* **GOAL**
In the listing below, count each line containing "beneficiaries" and answer with the count only.

* **EXTRACTED INFORMATION**
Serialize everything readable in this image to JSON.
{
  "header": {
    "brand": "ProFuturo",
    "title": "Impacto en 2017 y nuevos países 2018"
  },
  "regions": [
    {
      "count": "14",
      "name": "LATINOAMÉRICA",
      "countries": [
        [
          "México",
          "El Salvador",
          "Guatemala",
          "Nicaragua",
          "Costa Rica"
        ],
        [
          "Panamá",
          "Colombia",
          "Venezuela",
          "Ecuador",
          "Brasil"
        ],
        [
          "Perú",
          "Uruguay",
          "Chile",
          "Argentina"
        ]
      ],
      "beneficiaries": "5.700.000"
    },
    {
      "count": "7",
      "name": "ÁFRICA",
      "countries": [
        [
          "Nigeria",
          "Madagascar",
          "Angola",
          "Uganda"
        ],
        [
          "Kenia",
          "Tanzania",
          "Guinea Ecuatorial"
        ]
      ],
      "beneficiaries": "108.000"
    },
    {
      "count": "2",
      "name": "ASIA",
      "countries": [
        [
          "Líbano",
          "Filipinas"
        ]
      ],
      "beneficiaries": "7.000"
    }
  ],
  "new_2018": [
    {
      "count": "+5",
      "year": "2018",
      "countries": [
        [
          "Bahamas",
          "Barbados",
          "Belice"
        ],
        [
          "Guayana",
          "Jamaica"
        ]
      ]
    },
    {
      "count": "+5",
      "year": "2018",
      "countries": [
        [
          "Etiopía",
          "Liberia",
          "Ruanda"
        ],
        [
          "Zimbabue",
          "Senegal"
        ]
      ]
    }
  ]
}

* **EXERCISE OUTPUT**
3